Please pull out every line that includes the string "pneumatic".

begin

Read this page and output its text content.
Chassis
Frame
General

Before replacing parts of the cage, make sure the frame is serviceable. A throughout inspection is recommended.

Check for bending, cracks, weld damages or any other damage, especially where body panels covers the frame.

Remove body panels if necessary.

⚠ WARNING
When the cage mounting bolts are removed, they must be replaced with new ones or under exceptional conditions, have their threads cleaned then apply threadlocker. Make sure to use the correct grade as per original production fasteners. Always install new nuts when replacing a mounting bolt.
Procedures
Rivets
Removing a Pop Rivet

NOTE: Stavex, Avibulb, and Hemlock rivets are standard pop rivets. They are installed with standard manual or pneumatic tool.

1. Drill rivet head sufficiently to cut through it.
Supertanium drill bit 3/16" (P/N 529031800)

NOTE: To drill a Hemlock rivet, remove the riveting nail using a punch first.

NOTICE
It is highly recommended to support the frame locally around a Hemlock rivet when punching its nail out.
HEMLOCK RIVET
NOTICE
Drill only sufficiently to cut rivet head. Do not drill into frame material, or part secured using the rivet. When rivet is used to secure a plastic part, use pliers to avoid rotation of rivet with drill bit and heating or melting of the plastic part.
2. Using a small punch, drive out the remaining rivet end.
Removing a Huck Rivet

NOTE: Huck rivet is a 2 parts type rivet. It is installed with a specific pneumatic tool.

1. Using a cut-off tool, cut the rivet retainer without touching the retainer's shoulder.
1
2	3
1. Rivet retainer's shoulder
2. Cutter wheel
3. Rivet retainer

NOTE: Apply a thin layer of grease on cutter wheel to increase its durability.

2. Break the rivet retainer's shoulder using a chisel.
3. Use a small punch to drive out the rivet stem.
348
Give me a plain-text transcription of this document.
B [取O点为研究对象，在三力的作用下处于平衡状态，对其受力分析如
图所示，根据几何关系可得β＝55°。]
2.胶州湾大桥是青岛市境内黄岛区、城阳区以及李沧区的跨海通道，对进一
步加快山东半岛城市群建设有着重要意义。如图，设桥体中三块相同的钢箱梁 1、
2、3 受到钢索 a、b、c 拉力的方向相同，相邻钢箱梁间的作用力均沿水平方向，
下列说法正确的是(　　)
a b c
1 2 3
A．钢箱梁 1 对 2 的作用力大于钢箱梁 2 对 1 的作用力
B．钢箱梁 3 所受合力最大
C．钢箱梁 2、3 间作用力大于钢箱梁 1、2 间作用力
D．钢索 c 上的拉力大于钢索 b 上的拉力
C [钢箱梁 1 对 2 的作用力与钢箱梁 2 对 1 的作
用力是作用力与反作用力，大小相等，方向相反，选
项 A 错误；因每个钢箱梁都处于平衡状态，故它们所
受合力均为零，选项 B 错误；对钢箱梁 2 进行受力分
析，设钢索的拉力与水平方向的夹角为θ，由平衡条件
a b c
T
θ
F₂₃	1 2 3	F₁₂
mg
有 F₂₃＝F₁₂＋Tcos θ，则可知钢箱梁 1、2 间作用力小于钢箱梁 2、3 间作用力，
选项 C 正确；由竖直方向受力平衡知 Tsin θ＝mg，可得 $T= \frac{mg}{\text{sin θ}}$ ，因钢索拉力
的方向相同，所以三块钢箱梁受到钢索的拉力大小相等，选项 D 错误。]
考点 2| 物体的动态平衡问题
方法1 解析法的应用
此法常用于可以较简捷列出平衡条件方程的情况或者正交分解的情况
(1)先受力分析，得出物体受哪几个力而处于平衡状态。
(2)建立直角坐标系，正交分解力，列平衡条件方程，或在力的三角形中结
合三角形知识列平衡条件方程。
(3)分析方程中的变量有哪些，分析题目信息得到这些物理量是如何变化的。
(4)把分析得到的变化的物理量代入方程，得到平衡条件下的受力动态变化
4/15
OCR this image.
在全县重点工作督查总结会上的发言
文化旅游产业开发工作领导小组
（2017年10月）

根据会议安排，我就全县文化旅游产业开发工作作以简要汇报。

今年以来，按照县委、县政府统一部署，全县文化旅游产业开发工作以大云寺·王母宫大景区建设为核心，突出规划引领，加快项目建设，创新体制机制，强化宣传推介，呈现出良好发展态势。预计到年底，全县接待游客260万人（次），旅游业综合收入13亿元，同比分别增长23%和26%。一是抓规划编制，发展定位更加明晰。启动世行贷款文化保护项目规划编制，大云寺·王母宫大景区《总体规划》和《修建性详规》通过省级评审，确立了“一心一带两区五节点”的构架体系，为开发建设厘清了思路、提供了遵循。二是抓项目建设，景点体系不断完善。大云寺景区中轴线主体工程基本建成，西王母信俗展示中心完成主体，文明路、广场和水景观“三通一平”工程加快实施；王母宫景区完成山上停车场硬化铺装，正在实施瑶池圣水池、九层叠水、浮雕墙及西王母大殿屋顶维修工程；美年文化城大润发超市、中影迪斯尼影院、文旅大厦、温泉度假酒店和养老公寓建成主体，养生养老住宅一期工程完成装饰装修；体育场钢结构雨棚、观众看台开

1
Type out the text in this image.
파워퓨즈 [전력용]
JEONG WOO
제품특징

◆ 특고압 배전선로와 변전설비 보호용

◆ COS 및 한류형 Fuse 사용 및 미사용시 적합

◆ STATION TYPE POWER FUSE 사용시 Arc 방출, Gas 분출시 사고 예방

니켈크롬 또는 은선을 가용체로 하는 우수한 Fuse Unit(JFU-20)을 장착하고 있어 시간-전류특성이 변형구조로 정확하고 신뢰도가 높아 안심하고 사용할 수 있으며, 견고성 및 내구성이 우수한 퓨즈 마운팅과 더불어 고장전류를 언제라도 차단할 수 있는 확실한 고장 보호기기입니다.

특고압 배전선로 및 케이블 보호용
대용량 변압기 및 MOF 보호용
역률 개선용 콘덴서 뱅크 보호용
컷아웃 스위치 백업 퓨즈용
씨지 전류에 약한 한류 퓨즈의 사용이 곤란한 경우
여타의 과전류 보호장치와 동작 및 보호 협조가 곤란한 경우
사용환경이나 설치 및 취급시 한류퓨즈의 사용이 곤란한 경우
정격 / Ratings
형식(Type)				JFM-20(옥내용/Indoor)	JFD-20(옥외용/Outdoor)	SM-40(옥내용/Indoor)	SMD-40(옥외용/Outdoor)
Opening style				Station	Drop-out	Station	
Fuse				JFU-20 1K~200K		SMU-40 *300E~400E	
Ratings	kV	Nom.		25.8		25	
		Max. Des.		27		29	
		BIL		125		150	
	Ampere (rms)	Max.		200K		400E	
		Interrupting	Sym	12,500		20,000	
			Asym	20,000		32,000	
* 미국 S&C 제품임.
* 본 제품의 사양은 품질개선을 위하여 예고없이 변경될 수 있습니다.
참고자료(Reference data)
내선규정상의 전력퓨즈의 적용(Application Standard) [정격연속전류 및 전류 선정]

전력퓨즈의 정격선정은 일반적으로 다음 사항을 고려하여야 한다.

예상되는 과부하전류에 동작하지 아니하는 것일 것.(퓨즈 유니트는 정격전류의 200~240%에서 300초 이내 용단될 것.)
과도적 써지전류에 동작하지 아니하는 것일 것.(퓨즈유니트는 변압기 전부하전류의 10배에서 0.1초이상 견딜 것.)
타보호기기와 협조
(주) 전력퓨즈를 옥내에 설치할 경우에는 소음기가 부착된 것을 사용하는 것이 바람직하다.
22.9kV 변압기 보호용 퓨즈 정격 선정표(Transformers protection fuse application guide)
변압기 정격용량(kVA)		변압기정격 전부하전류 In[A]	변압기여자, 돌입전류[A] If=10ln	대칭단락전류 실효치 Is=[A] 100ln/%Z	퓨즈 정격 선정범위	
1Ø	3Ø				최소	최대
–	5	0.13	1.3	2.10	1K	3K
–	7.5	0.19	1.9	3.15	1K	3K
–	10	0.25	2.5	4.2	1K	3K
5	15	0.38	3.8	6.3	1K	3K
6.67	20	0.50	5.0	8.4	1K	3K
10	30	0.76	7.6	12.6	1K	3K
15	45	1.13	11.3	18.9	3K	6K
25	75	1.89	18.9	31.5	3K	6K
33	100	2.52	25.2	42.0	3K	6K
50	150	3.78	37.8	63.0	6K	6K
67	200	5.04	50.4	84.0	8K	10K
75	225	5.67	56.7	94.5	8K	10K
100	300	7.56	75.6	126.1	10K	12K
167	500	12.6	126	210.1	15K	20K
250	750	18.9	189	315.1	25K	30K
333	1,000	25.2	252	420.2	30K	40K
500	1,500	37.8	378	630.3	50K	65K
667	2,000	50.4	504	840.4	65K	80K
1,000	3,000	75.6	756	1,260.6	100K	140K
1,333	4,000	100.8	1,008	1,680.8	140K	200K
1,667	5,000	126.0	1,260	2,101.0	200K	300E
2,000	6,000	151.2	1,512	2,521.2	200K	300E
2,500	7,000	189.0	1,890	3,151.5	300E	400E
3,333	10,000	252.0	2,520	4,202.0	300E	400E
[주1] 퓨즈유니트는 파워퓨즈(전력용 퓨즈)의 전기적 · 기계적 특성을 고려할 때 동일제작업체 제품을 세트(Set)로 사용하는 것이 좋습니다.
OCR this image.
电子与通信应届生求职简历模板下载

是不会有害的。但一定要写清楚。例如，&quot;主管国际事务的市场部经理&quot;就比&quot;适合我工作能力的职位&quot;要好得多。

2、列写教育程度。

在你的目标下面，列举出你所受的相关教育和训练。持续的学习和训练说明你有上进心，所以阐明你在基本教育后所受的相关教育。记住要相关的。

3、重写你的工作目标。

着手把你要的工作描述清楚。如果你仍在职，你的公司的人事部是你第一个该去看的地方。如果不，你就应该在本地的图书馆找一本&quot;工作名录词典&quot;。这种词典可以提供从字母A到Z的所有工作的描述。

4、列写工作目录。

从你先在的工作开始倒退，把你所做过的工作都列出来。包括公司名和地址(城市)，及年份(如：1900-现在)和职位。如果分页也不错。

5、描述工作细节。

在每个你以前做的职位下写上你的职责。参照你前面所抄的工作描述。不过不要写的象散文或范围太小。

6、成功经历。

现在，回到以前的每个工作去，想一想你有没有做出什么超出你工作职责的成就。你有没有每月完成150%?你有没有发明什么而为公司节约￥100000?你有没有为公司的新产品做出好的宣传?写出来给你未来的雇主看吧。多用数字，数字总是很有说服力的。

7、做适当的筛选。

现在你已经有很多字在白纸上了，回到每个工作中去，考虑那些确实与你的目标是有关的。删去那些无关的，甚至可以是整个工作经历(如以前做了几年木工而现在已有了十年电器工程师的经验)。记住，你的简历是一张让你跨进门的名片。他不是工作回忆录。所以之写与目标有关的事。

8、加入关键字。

end

Answer for this exercise:
NOTE: Stavex, Avibulb, and Hemlock rivets are standard pop rivets. They are installed with standard manual or pneumatic tool.
NOTE: Huck rivet is a 2 parts type rivet. It is installed with a specific pneumatic tool.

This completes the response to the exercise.